* _Brief_
Repeat the material exactly, every line of it.

[Saved entries]
┌────────

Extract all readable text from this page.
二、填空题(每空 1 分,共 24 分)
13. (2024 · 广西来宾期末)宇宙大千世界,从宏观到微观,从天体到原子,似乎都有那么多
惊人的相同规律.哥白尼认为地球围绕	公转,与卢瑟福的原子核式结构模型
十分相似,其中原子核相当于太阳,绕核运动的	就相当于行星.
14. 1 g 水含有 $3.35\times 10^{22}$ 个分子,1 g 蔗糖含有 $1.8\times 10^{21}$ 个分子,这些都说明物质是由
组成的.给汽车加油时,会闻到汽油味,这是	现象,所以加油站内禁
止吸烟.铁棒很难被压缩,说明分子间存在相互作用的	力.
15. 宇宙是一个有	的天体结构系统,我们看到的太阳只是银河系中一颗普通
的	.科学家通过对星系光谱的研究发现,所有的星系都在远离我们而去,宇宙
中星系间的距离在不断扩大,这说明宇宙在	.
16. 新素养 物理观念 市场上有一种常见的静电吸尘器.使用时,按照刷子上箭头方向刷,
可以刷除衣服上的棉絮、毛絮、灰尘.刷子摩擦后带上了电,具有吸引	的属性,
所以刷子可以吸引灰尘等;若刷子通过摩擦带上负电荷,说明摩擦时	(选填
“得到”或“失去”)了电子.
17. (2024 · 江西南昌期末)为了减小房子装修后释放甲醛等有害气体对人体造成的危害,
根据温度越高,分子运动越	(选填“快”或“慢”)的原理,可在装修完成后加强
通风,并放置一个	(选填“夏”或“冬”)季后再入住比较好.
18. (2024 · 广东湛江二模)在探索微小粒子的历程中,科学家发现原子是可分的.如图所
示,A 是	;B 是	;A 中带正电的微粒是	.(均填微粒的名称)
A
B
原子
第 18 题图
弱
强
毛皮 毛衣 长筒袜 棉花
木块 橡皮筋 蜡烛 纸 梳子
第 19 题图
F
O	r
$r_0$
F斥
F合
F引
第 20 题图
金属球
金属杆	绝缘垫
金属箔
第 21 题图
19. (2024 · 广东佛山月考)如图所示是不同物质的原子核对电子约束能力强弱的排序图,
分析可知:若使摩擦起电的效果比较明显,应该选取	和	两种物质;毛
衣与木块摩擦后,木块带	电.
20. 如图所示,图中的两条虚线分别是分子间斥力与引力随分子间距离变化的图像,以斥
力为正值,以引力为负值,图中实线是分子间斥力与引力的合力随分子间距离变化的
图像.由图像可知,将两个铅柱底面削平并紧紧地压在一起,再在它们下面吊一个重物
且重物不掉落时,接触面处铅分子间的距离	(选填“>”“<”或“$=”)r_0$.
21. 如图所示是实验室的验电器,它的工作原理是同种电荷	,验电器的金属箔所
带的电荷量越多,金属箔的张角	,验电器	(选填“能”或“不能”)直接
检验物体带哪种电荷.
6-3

└────────

* _Expected output_
Extract all readable text from this page.
二、填空题(每空 1 分,共 24 分)
13. (2024 · 广西来宾期末)宇宙大千世界,从宏观到微观,从天体到原子,似乎都有那么多
惊人的相同规律.哥白尼认为地球围绕	公转,与卢瑟福的原子核式结构模型
十分相似,其中原子核相当于太阳,绕核运动的	就相当于行星.
14. 1 g 水含有 $3.35\times 10^{22}$ 个分子,1 g 蔗糖含有 $1.8\times 10^{21}$ 个分子,这些都说明物质是由
组成的.给汽车加油时,会闻到汽油味,这是	现象,所以加油站内禁
止吸烟.铁棒很难被压缩,说明分子间存在相互作用的	力.
15. 宇宙是一个有	的天体结构系统,我们看到的太阳只是银河系中一颗普通
的	.科学家通过对星系光谱的研究发现,所有的星系都在远离我们而去,宇宙
中星系间的距离在不断扩大,这说明宇宙在	.
16. 新素养 物理观念 市场上有一种常见的静电吸尘器.使用时,按照刷子上箭头方向刷,
可以刷除衣服上的棉絮、毛絮、灰尘.刷子摩擦后带上了电,具有吸引	的属性,
所以刷子可以吸引灰尘等;若刷子通过摩擦带上负电荷,说明摩擦时	(选填
“得到”或“失去”)了电子.
17. (2024 · 江西南昌期末)为了减小房子装修后释放甲醛等有害气体对人体造成的危害,
根据温度越高,分子运动越	(选填“快”或“慢”)的原理,可在装修完成后加强
通风,并放置一个	(选填“夏”或“冬”)季后再入住比较好.
18. (2024 · 广东湛江二模)在探索微小粒子的历程中,科学家发现原子是可分的.如图所
示,A 是	;B 是	;A 中带正电的微粒是	.(均填微粒的名称)
A
B
原子
第 18 题图
弱
强
毛皮 毛衣 长筒袜 棉花
木块 橡皮筋 蜡烛 纸 梳子
第 19 题图
F
O	r
$r_0$
F斥
F合
F引
第 20 题图
金属球
金属杆	绝缘垫
金属箔
第 21 题图
19. (2024 · 广东佛山月考)如图所示是不同物质的原子核对电子约束能力强弱的排序图,
分析可知:若使摩擦起电的效果比较明显,应该选取	和	两种物质;毛
衣与木块摩擦后,木块带	电.
20. 如图所示,图中的两条虚线分别是分子间斥力与引力随分子间距离变化的图像,以斥
力为正值,以引力为负值,图中实线是分子间斥力与引力的合力随分子间距离变化的
图像.由图像可知,将两个铅柱底面削平并紧紧地压在一起,再在它们下面吊一个重物
且重物不掉落时,接触面处铅分子间的距离	(选填“>”“<”或“$=”)r_0$.
21. 如图所示是实验室的验电器,它的工作原理是同种电荷	,验电器的金属箔所
带的电荷量越多,金属箔的张角	,验电器	(选填“能”或“不能”)直接
检验物体带哪种电荷.
6-3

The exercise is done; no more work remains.